Note each line where "title" appears, and copy it.

-- start of Task input --

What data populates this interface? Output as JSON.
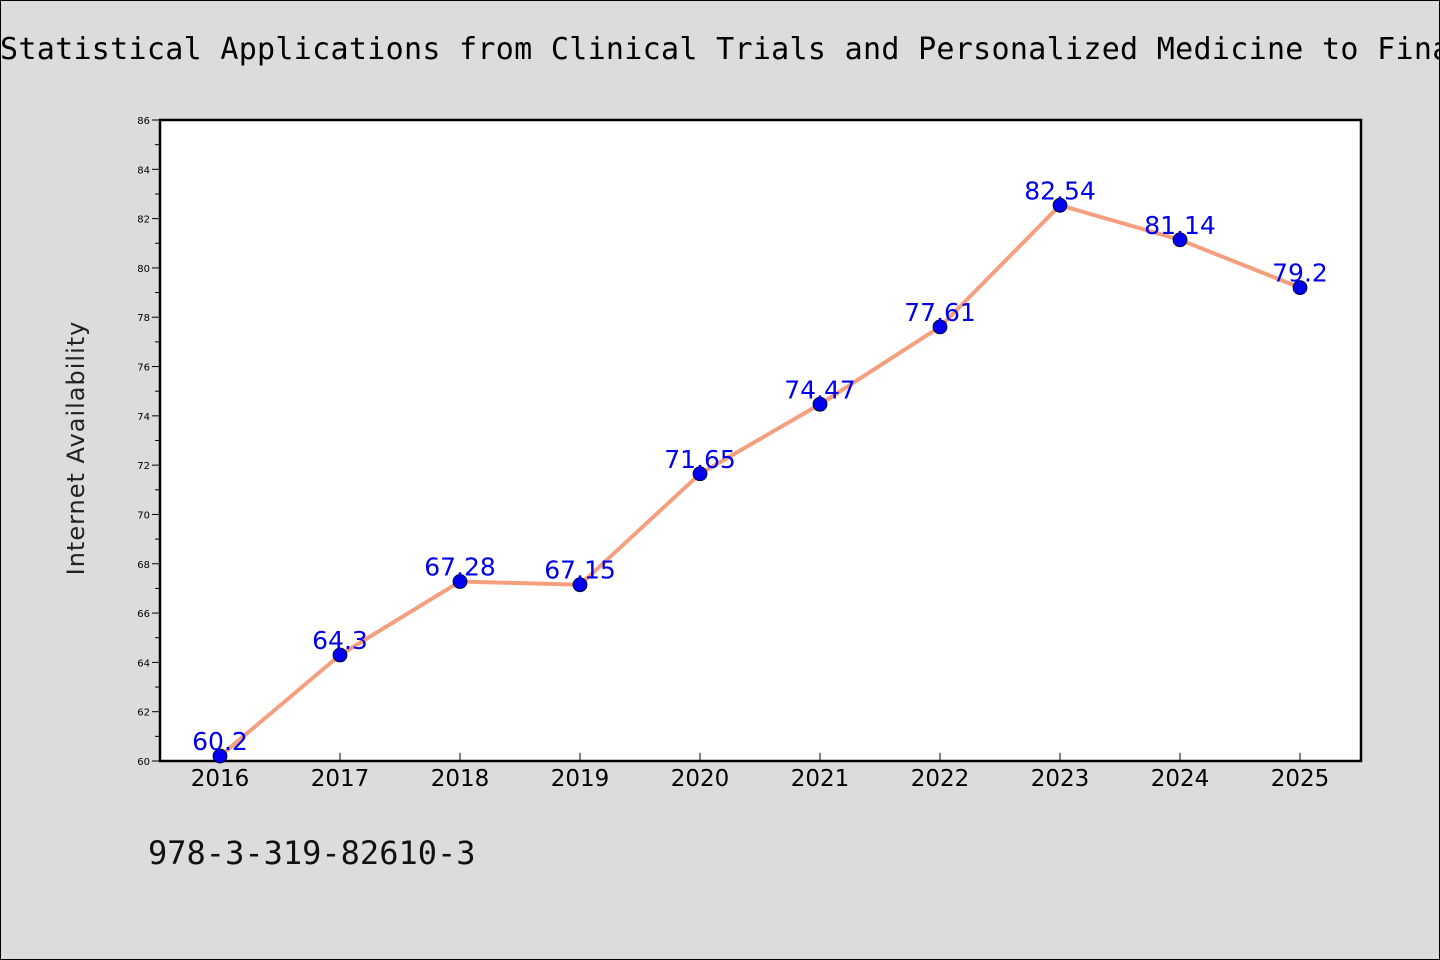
{
  "chart_data": {
    "type": "line",
    "title": "Statistical Applications from Clinical Trials and Personalized Medicine to Finan",
    "xlabel": "",
    "ylabel": "Internet Availability",
    "x": [
      "2016",
      "2017",
      "2018",
      "2019",
      "2020",
      "2021",
      "2022",
      "2023",
      "2024",
      "2025"
    ],
    "series": [
      {
        "values": [
          60.2,
          64.3,
          67.28,
          67.15,
          71.65,
          74.47,
          77.61,
          82.54,
          81.14,
          79.2
        ],
        "data_labels": [
          "60.2",
          "64.3",
          "67.28",
          "67.15",
          "71.65",
          "74.47",
          "77.61",
          "82.54",
          "81.14",
          "79.2"
        ],
        "line_color": "#f4a07e",
        "marker_color": "#0000ee",
        "label_color": "#0000ee"
      }
    ],
    "ylim": [
      60,
      86
    ],
    "yticks": [
      "60",
      "62",
      "64",
      "66",
      "68",
      "70",
      "72",
      "74",
      "76",
      "78",
      "80",
      "82",
      "84",
      "86"
    ],
    "grid": false,
    "legend": "none"
  },
  "footer": {
    "isbn": "978-3-319-82610-3"
  }
}
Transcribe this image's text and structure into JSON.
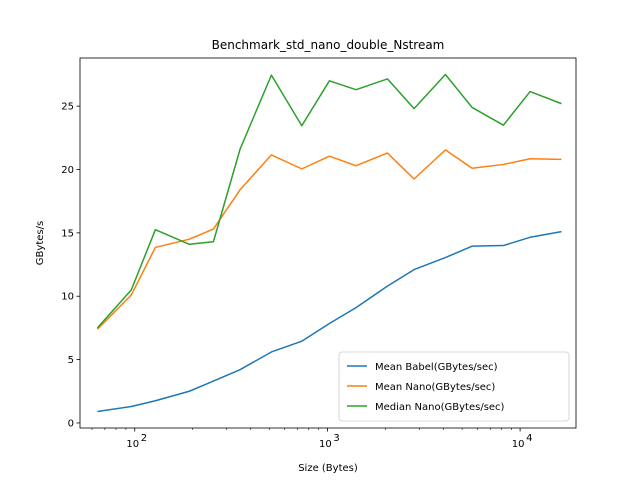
{
  "chart_data": {
    "type": "line",
    "title": "Benchmark_std_nano_double_Nstream",
    "xlabel": "Size (Bytes)",
    "ylabel": "GBytes/s",
    "x_scale": "log",
    "xlim": [
      52,
      19500
    ],
    "ylim": [
      -0.4,
      28.8
    ],
    "x_ticks": [
      {
        "value": 100,
        "base": "10",
        "exp": "2"
      },
      {
        "value": 1000,
        "base": "10",
        "exp": "3"
      },
      {
        "value": 10000,
        "base": "10",
        "exp": "4"
      }
    ],
    "y_ticks": [
      0,
      5,
      10,
      15,
      20,
      25
    ],
    "grid": false,
    "legend_position": "lower-right",
    "x": [
      64,
      96,
      128,
      192,
      256,
      352,
      512,
      736,
      1024,
      1408,
      2048,
      2816,
      4096,
      5632,
      8192,
      11264,
      16384
    ],
    "series": [
      {
        "name": "Mean Babel(GBytes/sec)",
        "color": "#1f77b4",
        "values": [
          0.9,
          1.3,
          1.75,
          2.5,
          3.3,
          4.2,
          5.6,
          6.45,
          7.85,
          9.1,
          10.8,
          12.1,
          13.05,
          13.95,
          14.0,
          14.65,
          15.1
        ]
      },
      {
        "name": "Mean Nano(GBytes/sec)",
        "color": "#ff7f0e",
        "values": [
          7.4,
          10.1,
          13.85,
          14.5,
          15.3,
          18.4,
          21.15,
          20.05,
          21.05,
          20.3,
          21.3,
          19.25,
          21.55,
          20.1,
          20.4,
          20.85,
          20.8
        ]
      },
      {
        "name": "Median Nano(GBytes/sec)",
        "color": "#2ca02c",
        "values": [
          7.5,
          10.5,
          15.25,
          14.1,
          14.3,
          21.6,
          27.45,
          23.45,
          27.0,
          26.3,
          27.15,
          24.8,
          27.5,
          24.9,
          23.5,
          26.15,
          25.2
        ]
      }
    ]
  }
}
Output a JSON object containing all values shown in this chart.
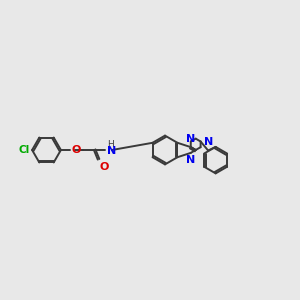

-- end of Task input --

*Exercise output:*
    "title": "Statistical Applications from Clinical Trials and Personalized Medicine to Finan",
    "title": "Benchmark_std_nano_double_Nstream",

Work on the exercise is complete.